Transcribe the rows verbatim, starting with the first row and going on through the line that contains "1291, 1129, 1358]", including both of those lines.
===
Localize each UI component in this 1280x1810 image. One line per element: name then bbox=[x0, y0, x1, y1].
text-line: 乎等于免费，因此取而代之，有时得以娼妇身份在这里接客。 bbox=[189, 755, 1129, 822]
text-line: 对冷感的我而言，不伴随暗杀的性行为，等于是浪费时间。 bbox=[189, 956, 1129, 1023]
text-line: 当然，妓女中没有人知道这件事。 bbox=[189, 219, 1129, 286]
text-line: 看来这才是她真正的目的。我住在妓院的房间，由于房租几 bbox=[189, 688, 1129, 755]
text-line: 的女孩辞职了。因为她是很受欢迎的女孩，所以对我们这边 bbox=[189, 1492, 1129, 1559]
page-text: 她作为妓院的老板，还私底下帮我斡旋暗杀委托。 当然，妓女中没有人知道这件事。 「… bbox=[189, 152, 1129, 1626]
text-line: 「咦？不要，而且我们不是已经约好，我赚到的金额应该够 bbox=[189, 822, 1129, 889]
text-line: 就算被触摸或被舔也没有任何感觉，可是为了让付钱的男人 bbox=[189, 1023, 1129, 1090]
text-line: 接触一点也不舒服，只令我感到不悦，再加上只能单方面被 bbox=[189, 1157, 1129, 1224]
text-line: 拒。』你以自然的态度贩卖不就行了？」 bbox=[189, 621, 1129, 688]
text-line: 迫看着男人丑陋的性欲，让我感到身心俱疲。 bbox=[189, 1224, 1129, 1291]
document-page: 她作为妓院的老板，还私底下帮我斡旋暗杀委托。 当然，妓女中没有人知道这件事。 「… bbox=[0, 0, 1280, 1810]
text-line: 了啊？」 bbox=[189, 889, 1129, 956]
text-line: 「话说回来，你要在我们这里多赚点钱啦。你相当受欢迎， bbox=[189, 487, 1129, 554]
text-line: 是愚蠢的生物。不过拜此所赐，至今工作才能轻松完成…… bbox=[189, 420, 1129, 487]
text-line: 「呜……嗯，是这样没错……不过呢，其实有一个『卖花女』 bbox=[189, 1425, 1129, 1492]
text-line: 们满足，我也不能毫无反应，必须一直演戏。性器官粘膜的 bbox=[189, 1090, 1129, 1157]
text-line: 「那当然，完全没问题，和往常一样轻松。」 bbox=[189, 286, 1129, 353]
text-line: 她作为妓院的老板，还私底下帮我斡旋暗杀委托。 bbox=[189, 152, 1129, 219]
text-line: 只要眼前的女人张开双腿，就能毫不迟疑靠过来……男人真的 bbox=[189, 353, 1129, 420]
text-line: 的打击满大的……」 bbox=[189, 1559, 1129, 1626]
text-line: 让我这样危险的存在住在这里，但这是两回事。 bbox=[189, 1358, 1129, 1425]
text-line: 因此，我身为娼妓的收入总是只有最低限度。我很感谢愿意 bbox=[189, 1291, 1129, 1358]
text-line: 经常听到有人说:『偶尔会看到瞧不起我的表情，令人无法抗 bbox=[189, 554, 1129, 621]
===
Result below
Localize each UI component in this 1280x1810 image. One line per element: name then bbox=[x0, y0, x1, y1].
text-line: 乎等于免费，因此取而代之，有时得以娼妇身份在这里接客。 bbox=[189, 755, 1129, 822]
text-line: 对冷感的我而言，不伴随暗杀的性行为，等于是浪费时间。 bbox=[189, 956, 1129, 1023]
text-line: 当然，妓女中没有人知道这件事。 bbox=[189, 219, 1129, 286]
text-line: 看来这才是她真正的目的。我住在妓院的房间，由于房租几 bbox=[189, 688, 1129, 755]
text-line: 的女孩辞职了。因为她是很受欢迎的女孩，所以对我们这边 bbox=[189, 1492, 1129, 1559]
page-text: 她作为妓院的老板，还私底下帮我斡旋暗杀委托。 当然，妓女中没有人知道这件事。 「… bbox=[189, 152, 1129, 1626]
text-line: 「咦？不要，而且我们不是已经约好，我赚到的金额应该够 bbox=[189, 822, 1129, 889]
text-line: 就算被触摸或被舔也没有任何感觉，可是为了让付钱的男人 bbox=[189, 1023, 1129, 1090]
text-line: 接触一点也不舒服，只令我感到不悦，再加上只能单方面被 bbox=[189, 1157, 1129, 1224]
text-line: 拒。』你以自然的态度贩卖不就行了？」 bbox=[189, 621, 1129, 688]
text-line: 迫看着男人丑陋的性欲，让我感到身心俱疲。 bbox=[189, 1224, 1129, 1291]
document-page: 她作为妓院的老板，还私底下帮我斡旋暗杀委托。 当然，妓女中没有人知道这件事。 「… bbox=[0, 0, 1280, 1810]
text-line: 了啊？」 bbox=[189, 889, 1129, 956]
text-line: 「话说回来，你要在我们这里多赚点钱啦。你相当受欢迎， bbox=[189, 487, 1129, 554]
text-line: 是愚蠢的生物。不过拜此所赐，至今工作才能轻松完成…… bbox=[189, 420, 1129, 487]
text-line: 「呜……嗯，是这样没错……不过呢，其实有一个『卖花女』 bbox=[189, 1425, 1129, 1492]
text-line: 们满足，我也不能毫无反应，必须一直演戏。性器官粘膜的 bbox=[189, 1090, 1129, 1157]
text-line: 「那当然，完全没问题，和往常一样轻松。」 bbox=[189, 286, 1129, 353]
text-line: 她作为妓院的老板，还私底下帮我斡旋暗杀委托。 bbox=[189, 152, 1129, 219]
text-line: 只要眼前的女人张开双腿，就能毫不迟疑靠过来……男人真的 bbox=[189, 353, 1129, 420]
text-line: 的打击满大的……」 bbox=[189, 1559, 1129, 1626]
text-line: 让我这样危险的存在住在这里，但这是两回事。 bbox=[189, 1358, 1129, 1425]
text-line: 因此，我身为娼妓的收入总是只有最低限度。我很感谢愿意 bbox=[189, 1291, 1129, 1358]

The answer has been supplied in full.